▶ Set task
Extract each line of the records below that contains the word "diarioficial".

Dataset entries
.....

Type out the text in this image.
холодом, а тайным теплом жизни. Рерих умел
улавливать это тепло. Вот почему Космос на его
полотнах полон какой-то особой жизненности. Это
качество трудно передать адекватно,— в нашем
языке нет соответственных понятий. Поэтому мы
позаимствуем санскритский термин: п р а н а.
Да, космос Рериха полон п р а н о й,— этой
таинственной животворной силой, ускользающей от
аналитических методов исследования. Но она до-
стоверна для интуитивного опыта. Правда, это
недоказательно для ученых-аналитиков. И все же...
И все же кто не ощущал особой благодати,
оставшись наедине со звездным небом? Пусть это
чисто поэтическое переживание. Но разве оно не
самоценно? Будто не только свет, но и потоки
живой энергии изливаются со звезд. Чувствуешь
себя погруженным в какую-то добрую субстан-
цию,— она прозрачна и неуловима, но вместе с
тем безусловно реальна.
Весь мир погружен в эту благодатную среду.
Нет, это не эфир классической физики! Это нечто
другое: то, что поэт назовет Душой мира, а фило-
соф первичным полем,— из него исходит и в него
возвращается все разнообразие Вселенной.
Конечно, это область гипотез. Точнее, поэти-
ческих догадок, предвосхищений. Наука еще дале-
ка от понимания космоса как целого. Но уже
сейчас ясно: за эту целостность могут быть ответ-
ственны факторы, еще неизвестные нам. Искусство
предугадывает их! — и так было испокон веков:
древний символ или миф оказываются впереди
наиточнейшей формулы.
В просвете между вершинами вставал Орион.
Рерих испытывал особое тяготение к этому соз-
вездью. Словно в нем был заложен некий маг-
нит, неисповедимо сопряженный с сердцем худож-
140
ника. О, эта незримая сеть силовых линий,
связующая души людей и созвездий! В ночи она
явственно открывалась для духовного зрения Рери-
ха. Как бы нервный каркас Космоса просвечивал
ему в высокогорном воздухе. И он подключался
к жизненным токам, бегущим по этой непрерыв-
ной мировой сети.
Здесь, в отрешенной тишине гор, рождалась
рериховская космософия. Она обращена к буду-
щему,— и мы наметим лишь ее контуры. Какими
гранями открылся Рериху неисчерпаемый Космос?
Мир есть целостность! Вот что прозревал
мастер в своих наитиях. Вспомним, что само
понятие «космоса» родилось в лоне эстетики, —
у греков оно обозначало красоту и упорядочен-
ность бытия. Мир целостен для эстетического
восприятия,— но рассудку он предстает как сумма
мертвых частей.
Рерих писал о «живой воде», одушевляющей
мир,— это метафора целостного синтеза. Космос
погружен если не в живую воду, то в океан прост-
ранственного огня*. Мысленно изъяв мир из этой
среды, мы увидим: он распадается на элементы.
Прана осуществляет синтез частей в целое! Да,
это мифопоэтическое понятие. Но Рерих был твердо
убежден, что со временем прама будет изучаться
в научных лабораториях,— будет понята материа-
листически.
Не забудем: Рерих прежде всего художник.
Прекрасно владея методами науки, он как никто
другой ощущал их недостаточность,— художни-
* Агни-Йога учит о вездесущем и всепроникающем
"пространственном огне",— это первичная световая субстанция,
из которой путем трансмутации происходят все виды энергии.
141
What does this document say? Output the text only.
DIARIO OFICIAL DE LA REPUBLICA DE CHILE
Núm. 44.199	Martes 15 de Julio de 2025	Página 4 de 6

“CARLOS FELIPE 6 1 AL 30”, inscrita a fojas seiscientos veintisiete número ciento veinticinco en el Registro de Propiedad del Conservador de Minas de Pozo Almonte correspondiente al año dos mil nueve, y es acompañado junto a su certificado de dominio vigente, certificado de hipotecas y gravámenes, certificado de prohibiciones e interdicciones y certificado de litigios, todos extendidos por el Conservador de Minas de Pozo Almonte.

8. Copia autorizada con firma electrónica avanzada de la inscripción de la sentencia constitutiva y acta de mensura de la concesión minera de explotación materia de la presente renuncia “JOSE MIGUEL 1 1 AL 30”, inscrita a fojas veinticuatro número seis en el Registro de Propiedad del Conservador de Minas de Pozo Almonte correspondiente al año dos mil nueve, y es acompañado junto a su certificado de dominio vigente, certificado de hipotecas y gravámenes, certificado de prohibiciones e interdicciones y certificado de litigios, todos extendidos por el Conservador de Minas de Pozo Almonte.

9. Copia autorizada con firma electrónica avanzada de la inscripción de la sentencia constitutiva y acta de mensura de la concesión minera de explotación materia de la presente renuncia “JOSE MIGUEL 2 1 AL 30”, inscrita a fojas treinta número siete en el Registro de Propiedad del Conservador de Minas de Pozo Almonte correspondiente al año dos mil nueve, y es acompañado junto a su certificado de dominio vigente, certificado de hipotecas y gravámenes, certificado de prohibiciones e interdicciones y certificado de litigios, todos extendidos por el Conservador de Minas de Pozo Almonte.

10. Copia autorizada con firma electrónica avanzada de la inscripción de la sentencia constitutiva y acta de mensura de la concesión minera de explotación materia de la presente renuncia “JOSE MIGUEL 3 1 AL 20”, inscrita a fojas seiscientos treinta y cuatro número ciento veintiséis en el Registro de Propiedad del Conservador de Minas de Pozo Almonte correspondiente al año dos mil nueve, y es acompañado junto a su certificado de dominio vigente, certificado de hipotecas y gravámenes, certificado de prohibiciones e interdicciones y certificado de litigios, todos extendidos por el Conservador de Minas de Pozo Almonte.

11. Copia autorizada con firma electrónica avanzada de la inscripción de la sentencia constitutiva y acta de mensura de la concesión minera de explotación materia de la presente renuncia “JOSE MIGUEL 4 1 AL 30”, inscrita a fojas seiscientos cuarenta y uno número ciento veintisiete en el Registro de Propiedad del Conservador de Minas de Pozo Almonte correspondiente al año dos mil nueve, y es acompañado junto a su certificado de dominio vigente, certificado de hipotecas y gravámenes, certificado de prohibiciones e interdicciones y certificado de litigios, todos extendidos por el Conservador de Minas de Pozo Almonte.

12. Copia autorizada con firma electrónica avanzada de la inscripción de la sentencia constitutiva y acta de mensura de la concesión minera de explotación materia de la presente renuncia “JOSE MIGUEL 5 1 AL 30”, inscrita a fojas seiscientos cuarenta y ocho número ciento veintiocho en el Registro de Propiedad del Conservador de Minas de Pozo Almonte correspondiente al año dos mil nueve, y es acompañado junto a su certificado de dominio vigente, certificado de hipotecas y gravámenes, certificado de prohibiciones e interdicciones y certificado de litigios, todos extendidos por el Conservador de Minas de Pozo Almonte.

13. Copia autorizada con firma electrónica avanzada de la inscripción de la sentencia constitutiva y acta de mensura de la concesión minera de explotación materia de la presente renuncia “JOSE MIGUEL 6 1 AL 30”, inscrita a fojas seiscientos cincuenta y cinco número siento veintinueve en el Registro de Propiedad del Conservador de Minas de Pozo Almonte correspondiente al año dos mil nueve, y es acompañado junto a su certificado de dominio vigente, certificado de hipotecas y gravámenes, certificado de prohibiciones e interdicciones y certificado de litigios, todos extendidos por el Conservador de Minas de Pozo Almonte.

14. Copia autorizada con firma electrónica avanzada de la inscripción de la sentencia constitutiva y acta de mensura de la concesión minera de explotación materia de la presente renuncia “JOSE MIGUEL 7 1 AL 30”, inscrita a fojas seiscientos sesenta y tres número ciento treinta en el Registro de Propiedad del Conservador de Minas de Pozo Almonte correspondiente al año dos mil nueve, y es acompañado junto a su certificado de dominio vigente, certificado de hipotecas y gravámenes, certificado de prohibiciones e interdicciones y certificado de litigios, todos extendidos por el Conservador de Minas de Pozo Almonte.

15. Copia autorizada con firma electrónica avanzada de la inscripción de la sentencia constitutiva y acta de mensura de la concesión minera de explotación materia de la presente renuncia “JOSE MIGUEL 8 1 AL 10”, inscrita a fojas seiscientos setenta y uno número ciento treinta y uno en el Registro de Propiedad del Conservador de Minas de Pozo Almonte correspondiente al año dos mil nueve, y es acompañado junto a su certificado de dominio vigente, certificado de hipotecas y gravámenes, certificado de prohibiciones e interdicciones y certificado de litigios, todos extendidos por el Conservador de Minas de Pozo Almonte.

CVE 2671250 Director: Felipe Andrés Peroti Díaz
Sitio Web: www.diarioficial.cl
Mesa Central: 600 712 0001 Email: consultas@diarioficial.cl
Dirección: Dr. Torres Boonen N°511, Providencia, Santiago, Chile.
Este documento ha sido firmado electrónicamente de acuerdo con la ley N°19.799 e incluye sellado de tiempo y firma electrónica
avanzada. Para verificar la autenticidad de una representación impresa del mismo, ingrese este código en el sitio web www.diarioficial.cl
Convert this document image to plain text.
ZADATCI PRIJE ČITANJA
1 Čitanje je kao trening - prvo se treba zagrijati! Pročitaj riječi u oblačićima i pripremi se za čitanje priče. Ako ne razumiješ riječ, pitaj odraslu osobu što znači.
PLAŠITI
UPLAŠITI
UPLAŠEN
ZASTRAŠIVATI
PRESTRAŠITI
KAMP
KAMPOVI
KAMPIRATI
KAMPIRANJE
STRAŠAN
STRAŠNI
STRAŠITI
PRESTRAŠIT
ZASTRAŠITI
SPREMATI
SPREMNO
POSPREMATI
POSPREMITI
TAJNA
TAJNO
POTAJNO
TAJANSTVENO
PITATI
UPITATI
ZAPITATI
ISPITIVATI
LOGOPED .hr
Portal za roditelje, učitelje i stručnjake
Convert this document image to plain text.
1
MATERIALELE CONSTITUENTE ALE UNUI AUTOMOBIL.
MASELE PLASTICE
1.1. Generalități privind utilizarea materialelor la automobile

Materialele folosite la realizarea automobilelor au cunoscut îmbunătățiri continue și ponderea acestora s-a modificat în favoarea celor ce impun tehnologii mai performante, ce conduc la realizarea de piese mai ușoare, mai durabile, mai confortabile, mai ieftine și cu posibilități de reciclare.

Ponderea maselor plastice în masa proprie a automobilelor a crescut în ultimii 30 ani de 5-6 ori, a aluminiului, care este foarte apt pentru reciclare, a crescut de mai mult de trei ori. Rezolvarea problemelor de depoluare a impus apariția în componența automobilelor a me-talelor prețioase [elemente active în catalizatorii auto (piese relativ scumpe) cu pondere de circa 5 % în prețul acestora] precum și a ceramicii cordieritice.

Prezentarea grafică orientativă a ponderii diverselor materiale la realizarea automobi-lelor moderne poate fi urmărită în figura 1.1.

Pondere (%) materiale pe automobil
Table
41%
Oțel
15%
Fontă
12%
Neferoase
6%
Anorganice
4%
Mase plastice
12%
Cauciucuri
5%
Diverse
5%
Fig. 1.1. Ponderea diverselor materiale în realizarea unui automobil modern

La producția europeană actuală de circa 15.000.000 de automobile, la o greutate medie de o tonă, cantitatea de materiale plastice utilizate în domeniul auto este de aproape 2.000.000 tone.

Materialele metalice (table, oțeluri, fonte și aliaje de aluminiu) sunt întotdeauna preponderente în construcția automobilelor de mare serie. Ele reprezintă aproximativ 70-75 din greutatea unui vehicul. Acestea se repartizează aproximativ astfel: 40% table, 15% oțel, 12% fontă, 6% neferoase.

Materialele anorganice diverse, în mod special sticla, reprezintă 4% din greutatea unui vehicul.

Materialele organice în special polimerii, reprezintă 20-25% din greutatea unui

.....

▶ Expected answer
Sitio Web: www.diarioficial.cl
Mesa Central: 600 712 0001 Email: consultas@diarioficial.cl
avanzada. Para verificar la autenticidad de una representación impresa del mismo, ingrese este código en el sitio web www.diarioficial.cl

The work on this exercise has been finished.